— Problem —
Copy, from the entries below, each line where the word "title" can be found.

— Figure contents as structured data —
--------

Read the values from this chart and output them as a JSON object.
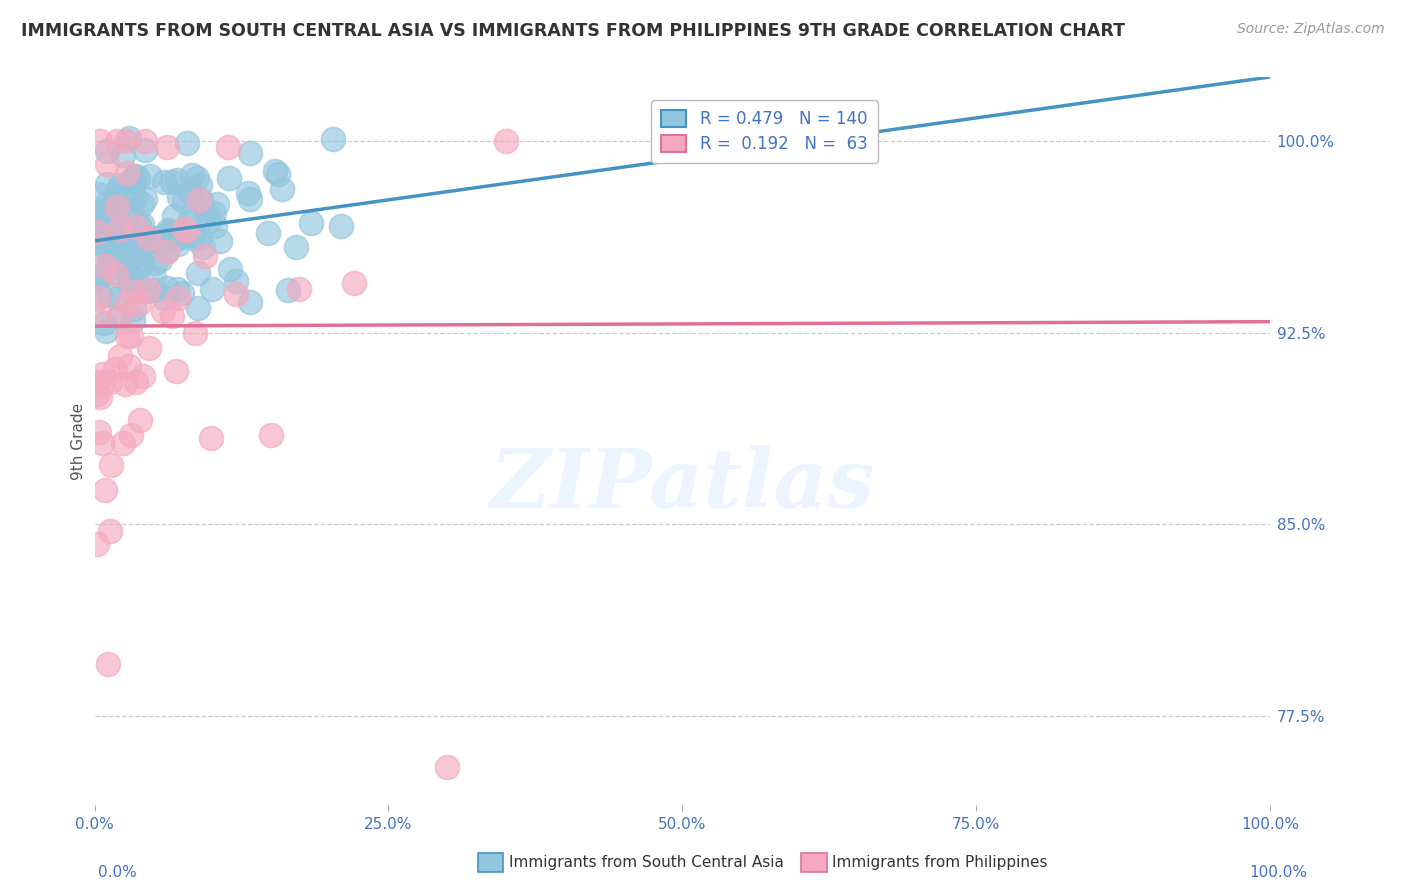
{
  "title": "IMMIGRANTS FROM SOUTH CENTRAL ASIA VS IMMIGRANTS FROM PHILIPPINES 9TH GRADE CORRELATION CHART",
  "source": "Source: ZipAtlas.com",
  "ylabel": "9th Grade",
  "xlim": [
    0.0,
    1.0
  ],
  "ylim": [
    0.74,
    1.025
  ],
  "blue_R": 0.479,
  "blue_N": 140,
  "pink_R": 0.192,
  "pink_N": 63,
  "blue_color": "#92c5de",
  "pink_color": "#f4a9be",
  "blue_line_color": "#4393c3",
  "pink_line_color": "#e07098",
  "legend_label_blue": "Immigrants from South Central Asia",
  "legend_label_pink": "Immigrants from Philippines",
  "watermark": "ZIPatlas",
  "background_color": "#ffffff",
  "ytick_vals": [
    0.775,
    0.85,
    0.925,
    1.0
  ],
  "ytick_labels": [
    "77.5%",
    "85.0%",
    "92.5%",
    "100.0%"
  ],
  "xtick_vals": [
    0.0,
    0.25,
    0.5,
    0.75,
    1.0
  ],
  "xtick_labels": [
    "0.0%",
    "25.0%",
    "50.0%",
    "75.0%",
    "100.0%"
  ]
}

--------

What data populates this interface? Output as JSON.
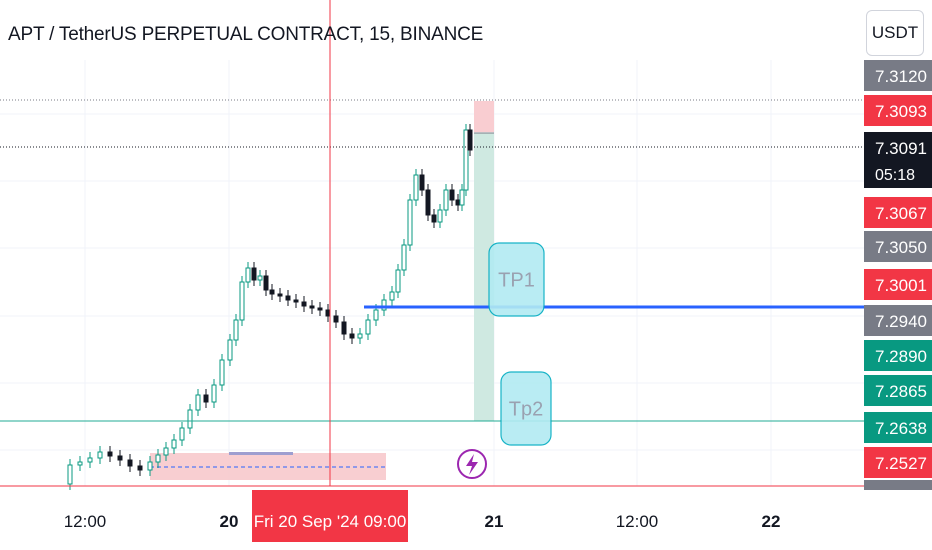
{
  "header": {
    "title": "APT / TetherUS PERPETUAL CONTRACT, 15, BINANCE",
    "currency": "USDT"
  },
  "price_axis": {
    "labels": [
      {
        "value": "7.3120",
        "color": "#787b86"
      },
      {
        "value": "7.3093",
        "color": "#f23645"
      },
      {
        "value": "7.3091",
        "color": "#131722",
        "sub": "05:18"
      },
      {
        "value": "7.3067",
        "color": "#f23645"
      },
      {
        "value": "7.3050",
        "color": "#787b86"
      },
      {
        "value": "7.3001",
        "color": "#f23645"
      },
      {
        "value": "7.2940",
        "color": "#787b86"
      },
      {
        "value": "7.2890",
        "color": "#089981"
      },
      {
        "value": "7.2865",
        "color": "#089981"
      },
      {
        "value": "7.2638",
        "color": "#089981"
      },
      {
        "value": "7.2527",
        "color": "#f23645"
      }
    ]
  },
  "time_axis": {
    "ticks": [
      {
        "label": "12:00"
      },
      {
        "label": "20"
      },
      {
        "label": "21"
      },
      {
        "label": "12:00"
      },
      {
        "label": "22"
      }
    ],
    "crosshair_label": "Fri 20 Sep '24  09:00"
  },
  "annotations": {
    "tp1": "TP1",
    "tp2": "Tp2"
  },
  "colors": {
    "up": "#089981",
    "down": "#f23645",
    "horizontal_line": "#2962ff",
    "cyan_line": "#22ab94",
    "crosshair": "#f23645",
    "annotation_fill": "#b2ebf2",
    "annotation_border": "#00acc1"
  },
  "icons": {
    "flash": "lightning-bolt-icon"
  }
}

--------

— Response —
  "title": "IMMIGRANTS FROM SOUTH CENTRAL ASIA VS IMMIGRANTS FROM PHILIPPINES 9TH GRADE CORRELATION CHART",
    "title": "APT / TetherUS PERPETUAL CONTRACT, 15, BINANCE",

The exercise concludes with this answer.